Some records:
* * *

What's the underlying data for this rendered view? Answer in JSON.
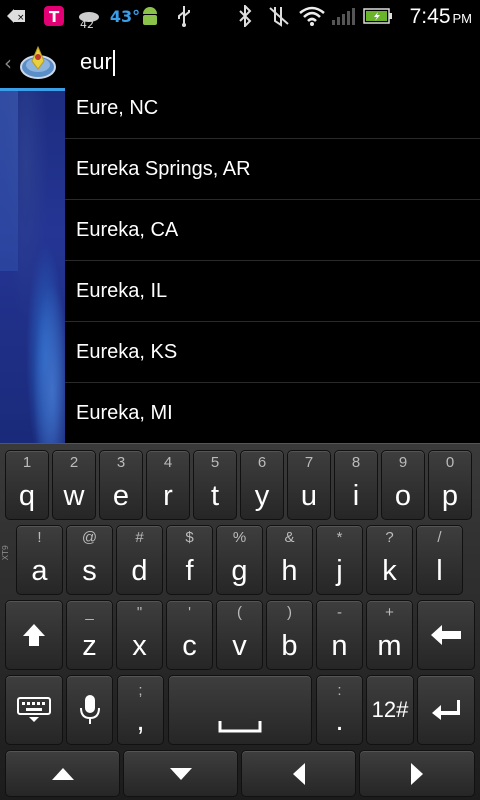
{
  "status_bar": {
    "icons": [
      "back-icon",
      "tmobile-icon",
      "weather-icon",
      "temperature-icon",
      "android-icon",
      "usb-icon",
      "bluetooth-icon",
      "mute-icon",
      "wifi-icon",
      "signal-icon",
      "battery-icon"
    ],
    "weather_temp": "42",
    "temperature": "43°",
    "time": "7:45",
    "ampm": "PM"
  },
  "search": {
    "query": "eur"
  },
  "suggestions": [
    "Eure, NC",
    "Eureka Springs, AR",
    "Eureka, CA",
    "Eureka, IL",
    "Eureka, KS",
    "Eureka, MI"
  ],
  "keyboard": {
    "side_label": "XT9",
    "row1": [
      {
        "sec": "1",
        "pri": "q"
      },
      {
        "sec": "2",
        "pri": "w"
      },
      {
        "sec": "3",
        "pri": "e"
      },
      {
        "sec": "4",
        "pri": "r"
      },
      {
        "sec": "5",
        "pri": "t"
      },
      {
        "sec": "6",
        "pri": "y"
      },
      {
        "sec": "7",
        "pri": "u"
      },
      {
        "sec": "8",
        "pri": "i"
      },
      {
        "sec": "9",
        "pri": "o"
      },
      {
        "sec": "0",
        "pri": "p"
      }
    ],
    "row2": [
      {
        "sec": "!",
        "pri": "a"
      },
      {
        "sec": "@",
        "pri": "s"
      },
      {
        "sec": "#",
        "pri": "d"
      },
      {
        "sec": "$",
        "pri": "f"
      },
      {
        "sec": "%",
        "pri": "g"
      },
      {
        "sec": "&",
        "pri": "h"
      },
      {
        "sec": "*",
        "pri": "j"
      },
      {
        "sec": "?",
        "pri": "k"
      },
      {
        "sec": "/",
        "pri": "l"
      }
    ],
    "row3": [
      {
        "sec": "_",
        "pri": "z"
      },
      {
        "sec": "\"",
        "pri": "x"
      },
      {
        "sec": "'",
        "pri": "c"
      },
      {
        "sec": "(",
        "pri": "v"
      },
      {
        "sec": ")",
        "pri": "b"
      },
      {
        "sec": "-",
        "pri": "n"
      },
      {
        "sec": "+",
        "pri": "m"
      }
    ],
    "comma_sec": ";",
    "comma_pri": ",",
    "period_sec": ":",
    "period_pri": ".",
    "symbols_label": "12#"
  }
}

* * *

What you should do> From the material above, reproduce everything verbatim except the pictures.

Correct result>
What's the underlying data for this rendered view? Answer in JSON.
{
  "status_bar": {
    "icons": [
      "back-icon",
      "tmobile-icon",
      "weather-icon",
      "temperature-icon",
      "android-icon",
      "usb-icon",
      "bluetooth-icon",
      "mute-icon",
      "wifi-icon",
      "signal-icon",
      "battery-icon"
    ],
    "weather_temp": "42",
    "temperature": "43°",
    "time": "7:45",
    "ampm": "PM"
  },
  "search": {
    "query": "eur"
  },
  "suggestions": [
    "Eure, NC",
    "Eureka Springs, AR",
    "Eureka, CA",
    "Eureka, IL",
    "Eureka, KS",
    "Eureka, MI"
  ],
  "keyboard": {
    "side_label": "XT9",
    "row1": [
      {
        "sec": "1",
        "pri": "q"
      },
      {
        "sec": "2",
        "pri": "w"
      },
      {
        "sec": "3",
        "pri": "e"
      },
      {
        "sec": "4",
        "pri": "r"
      },
      {
        "sec": "5",
        "pri": "t"
      },
      {
        "sec": "6",
        "pri": "y"
      },
      {
        "sec": "7",
        "pri": "u"
      },
      {
        "sec": "8",
        "pri": "i"
      },
      {
        "sec": "9",
        "pri": "o"
      },
      {
        "sec": "0",
        "pri": "p"
      }
    ],
    "row2": [
      {
        "sec": "!",
        "pri": "a"
      },
      {
        "sec": "@",
        "pri": "s"
      },
      {
        "sec": "#",
        "pri": "d"
      },
      {
        "sec": "$",
        "pri": "f"
      },
      {
        "sec": "%",
        "pri": "g"
      },
      {
        "sec": "&",
        "pri": "h"
      },
      {
        "sec": "*",
        "pri": "j"
      },
      {
        "sec": "?",
        "pri": "k"
      },
      {
        "sec": "/",
        "pri": "l"
      }
    ],
    "row3": [
      {
        "sec": "_",
        "pri": "z"
      },
      {
        "sec": "\"",
        "pri": "x"
      },
      {
        "sec": "'",
        "pri": "c"
      },
      {
        "sec": "(",
        "pri": "v"
      },
      {
        "sec": ")",
        "pri": "b"
      },
      {
        "sec": "-",
        "pri": "n"
      },
      {
        "sec": "+",
        "pri": "m"
      }
    ],
    "comma_sec": ";",
    "comma_pri": ",",
    "period_sec": ":",
    "period_pri": ".",
    "symbols_label": "12#"
  }
}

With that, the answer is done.